--- Work item ---
Can you extend the op-ed below on the Garlock asbestos ruling, picking up after its final sentence?

--- Document passage ---
↓

As Posted in the Huffington Post
by: Joanne DoroshowMay 8, 2014
Asbestos is one of those lethal toxins that should not persist as a problem in this country, but it does. Companies still use it, workers are still exposed to it and 10,000 Americans still die from asbestos-related illnesses every year.
In January 2014, a new ruling was issued in an asbestos case involving Garlock Sealing Technologies. You may never have heard of this company, but anyone who has worked on a Navy ship or submarine probably has. Garlock made gaskets that contain asbestos, which are used in pipes and valves that transport hot fluids -- so hot, in fact, that the gaskets often disintegrate and require replacement. Sometimes by the time a worker gets to the asbestos gasket, it is "crushed" and "baked to the surface" and has to be pulled or torn off in "bits and pieces," as one worker explained in testimony. This creates dust. And the dust is inhaled.
Garlock is one of the world's largest asbestos-containing gasket and packing manufacturers. It has been a major player in the asbestos industry for decades, and was even a founder and member of the Board of Governors of the Asbestos Textile Institute, along with more well-known companies like Raybestos and Johns-Manville. Like all asbestos companies, it has known for decades that its asbestos was lethal. In the 1980s, Garlock warned companies that inhalation of airborne fibers from its gaskets could cause "well-known long term effects of Asbestosis, lung cancer and mesothelioma." Mesothelioma is a horrible lung disease that is always fatal, with most dying within 18 months. It was Garlock's mesothelioma victims who were involved in this new case. But in January, the judge -- in his first and only asbestos case -- decided to reduce by about 90 percent the amount Garlock owes its more than 4,000 Navy vets and other mesothelioma victims.

↑

--- Information supplied ---
↓

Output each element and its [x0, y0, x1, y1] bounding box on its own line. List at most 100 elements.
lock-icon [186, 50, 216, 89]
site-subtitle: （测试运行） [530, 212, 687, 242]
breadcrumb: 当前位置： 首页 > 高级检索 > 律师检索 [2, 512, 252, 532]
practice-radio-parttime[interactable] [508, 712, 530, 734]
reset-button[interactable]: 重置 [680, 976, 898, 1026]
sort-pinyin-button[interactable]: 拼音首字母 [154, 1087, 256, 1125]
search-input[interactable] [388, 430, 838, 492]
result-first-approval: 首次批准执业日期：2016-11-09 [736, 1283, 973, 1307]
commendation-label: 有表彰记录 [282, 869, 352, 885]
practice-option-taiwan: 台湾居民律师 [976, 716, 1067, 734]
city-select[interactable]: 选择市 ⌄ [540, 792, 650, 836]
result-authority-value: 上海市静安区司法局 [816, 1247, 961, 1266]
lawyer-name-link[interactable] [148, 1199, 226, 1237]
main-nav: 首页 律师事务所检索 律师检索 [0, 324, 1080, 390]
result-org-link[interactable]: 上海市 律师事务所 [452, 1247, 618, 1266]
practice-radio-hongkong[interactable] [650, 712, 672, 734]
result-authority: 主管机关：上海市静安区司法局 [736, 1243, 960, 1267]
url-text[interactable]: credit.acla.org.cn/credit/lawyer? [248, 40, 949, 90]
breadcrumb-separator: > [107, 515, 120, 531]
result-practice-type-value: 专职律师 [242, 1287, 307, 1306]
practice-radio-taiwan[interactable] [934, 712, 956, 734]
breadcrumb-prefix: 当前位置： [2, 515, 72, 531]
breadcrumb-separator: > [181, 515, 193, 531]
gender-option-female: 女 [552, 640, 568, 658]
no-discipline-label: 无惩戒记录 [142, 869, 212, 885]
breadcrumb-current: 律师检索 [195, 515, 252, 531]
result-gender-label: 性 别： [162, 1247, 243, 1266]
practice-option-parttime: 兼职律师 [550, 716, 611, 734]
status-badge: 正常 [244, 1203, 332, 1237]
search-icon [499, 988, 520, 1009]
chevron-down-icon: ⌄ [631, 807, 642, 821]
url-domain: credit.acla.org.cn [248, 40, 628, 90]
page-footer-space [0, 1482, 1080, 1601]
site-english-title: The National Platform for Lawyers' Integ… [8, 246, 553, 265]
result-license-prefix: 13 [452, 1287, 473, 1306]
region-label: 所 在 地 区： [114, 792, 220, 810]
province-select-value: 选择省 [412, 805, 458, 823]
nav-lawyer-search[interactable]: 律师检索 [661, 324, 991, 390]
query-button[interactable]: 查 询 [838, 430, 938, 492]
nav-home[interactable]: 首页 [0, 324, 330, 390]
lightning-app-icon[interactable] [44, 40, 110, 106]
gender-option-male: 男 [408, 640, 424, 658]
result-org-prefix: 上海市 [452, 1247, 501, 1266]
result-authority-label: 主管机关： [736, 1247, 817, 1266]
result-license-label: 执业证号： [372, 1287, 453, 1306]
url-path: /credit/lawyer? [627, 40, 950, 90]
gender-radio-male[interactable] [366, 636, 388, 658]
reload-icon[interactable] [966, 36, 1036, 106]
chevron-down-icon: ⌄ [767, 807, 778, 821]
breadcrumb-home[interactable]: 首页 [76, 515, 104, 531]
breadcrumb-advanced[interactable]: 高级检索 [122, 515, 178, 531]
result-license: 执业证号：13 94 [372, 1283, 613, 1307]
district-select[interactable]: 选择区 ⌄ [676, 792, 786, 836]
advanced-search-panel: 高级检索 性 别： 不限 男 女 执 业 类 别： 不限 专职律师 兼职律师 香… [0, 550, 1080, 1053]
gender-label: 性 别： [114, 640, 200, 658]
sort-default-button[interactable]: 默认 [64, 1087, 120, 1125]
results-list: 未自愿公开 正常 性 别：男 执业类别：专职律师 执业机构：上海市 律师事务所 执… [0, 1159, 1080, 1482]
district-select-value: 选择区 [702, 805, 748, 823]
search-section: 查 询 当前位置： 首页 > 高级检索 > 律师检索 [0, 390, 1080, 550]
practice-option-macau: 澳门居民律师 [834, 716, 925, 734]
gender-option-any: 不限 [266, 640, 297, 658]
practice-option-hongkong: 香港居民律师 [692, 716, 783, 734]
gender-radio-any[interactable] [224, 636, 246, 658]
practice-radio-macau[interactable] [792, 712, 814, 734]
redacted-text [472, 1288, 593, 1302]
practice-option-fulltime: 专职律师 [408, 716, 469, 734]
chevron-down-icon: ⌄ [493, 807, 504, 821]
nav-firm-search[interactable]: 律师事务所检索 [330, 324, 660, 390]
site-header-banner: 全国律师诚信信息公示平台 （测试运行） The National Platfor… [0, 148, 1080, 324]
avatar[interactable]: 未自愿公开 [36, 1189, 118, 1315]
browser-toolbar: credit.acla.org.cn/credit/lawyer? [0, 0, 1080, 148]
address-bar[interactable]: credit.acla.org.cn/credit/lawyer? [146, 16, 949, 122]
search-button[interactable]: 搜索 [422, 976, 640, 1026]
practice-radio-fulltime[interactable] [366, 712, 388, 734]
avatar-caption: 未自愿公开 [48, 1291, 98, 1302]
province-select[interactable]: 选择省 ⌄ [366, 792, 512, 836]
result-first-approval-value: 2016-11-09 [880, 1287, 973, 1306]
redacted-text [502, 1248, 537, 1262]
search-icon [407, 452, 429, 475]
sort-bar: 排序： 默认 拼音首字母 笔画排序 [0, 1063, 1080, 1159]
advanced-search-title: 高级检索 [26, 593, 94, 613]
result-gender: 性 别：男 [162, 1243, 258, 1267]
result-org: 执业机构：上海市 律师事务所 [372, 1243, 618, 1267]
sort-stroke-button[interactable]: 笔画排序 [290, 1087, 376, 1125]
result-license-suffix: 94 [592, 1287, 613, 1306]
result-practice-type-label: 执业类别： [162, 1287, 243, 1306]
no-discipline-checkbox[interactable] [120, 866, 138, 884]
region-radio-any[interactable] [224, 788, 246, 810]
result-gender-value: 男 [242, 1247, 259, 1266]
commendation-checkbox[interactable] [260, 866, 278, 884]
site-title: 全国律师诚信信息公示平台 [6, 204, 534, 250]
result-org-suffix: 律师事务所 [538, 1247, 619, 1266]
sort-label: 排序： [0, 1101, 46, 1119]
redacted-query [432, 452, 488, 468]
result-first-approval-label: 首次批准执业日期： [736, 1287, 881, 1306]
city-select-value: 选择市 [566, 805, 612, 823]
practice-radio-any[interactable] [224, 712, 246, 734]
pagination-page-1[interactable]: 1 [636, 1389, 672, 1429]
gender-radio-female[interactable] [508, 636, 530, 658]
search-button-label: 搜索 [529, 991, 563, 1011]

↑

--- Output of the exercise ---
In order to support this incredibly harsh decision that could bring great suffering to many Navy vets who do not deserve it, the judge made findings and drew conclusions that no experienced asbestos judge has ever done, and which, in fact, strain credulity. He decided that Garlock was the victim of a decades-long campaign by asbestos victims and their attorneys to mislead court after court, concluding that the entire legal system in these cases -- where Garlock lost before juries and settled thousands of claims -- was "infected" by dying victims and their lawyers. These victims supposedly "abused" Garlock by duping the company's top-notch litigators in thousands of cases, as well as every other experienced judge in every case brought against Garlock. Not only that, the victims themselves, many of whom are veterans who served their country, must have knowingly participated in misleading the courts.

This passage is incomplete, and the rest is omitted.